- PROVIDED DATA

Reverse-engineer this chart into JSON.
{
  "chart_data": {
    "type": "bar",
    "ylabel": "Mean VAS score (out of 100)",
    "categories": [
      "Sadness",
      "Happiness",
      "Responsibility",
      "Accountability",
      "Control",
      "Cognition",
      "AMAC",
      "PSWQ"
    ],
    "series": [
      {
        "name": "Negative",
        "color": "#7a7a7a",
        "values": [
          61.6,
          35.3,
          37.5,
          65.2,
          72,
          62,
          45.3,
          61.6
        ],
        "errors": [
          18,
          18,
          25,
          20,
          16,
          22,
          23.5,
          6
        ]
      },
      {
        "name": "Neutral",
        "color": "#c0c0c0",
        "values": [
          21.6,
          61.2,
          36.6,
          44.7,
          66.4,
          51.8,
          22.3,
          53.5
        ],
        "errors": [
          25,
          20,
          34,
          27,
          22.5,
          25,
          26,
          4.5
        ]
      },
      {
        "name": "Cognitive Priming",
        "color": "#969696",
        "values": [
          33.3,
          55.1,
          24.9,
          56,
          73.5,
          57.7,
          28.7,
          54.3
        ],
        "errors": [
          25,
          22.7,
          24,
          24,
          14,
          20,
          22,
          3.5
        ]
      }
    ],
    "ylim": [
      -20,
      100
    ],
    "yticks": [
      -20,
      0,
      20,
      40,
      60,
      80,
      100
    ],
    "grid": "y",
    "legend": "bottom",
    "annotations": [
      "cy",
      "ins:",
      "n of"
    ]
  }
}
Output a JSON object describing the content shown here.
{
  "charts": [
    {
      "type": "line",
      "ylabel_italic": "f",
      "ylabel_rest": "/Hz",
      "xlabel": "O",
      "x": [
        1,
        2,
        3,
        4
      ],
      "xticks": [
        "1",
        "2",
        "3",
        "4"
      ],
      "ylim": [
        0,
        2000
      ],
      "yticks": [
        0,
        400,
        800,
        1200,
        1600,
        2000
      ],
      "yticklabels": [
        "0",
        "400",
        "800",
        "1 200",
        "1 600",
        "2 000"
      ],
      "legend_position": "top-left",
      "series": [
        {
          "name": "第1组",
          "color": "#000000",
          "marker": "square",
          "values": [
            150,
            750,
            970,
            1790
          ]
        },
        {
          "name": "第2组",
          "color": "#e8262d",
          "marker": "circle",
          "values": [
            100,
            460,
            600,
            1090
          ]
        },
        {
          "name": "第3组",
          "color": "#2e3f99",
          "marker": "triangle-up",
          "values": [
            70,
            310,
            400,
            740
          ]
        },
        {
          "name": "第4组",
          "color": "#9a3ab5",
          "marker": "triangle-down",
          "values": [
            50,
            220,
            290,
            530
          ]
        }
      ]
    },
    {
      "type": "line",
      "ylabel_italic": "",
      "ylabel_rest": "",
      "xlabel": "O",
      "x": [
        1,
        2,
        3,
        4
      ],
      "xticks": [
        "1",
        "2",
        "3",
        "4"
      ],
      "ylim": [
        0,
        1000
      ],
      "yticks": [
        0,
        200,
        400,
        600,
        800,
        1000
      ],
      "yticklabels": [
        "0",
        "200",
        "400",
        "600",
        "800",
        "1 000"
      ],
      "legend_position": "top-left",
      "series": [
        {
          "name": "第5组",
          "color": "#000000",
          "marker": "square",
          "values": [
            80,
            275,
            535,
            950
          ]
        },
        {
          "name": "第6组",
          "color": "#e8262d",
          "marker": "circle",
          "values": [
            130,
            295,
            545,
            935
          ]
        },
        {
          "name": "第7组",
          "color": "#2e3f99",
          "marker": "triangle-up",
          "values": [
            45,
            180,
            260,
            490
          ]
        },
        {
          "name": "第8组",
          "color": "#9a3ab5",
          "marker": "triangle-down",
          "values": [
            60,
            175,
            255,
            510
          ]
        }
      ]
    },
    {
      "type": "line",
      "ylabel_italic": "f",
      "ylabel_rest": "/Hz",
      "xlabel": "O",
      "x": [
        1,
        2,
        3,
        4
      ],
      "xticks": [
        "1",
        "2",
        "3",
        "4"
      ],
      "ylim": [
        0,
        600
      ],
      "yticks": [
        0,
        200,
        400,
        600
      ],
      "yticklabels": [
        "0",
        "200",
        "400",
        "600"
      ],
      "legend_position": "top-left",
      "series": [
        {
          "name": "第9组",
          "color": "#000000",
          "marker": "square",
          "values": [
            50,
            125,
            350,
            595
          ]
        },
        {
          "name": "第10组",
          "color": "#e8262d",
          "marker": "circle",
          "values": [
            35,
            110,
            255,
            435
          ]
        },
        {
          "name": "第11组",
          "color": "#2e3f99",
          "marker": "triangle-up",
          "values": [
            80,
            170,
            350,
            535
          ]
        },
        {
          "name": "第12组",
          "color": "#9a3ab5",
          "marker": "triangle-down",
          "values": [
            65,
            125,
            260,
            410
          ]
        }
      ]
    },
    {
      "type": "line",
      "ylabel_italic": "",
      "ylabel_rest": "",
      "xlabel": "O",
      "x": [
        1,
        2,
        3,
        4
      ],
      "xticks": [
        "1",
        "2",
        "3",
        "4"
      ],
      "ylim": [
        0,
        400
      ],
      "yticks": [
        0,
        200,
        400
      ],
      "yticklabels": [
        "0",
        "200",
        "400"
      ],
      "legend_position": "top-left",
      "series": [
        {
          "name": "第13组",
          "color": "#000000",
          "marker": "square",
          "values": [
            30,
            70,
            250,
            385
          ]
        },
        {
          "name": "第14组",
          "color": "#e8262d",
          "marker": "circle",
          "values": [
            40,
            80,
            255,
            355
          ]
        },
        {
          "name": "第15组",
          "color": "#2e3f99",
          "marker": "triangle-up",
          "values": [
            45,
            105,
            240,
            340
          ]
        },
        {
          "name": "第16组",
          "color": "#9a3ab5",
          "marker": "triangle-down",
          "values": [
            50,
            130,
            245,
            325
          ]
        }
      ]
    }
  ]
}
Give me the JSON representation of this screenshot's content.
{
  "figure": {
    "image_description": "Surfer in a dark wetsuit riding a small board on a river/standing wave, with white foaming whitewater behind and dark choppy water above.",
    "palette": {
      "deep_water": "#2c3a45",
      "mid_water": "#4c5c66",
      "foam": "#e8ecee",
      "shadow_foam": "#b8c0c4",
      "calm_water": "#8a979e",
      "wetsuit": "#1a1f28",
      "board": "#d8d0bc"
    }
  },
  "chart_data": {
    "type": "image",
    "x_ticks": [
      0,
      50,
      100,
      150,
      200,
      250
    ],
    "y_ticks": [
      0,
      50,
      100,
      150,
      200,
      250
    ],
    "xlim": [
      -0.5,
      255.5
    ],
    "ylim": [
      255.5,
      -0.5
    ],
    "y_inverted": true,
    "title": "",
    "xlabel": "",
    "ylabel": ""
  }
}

- EXERCISE
Retype exactly the lines from the one containing "Give me the" through the last line of the records above, including both.

- RESPONSE FOR THIS EXERCISE
Give me the JSON representation of this screenshot's content.
{
  "figure": {
    "image_description": "Surfer in a dark wetsuit riding a small board on a river/standing wave, with white foaming whitewater behind and dark choppy water above.",
    "palette": {
      "deep_water": "#2c3a45",
      "mid_water": "#4c5c66",
      "foam": "#e8ecee",
      "shadow_foam": "#b8c0c4",
      "calm_water": "#8a979e",
      "wetsuit": "#1a1f28",
      "board": "#d8d0bc"
    }
  },
  "chart_data": {
    "type": "image",
    "x_ticks": [
      0,
      50,
      100,
      150,
      200,
      250
    ],
    "y_ticks": [
      0,
      50,
      100,
      150,
      200,
      250
    ],
    "xlim": [
      -0.5,
      255.5
    ],
    "ylim": [
      255.5,
      -0.5
    ],
    "y_inverted": true,
    "title": "",
    "xlabel": "",
    "ylabel": ""
  }
}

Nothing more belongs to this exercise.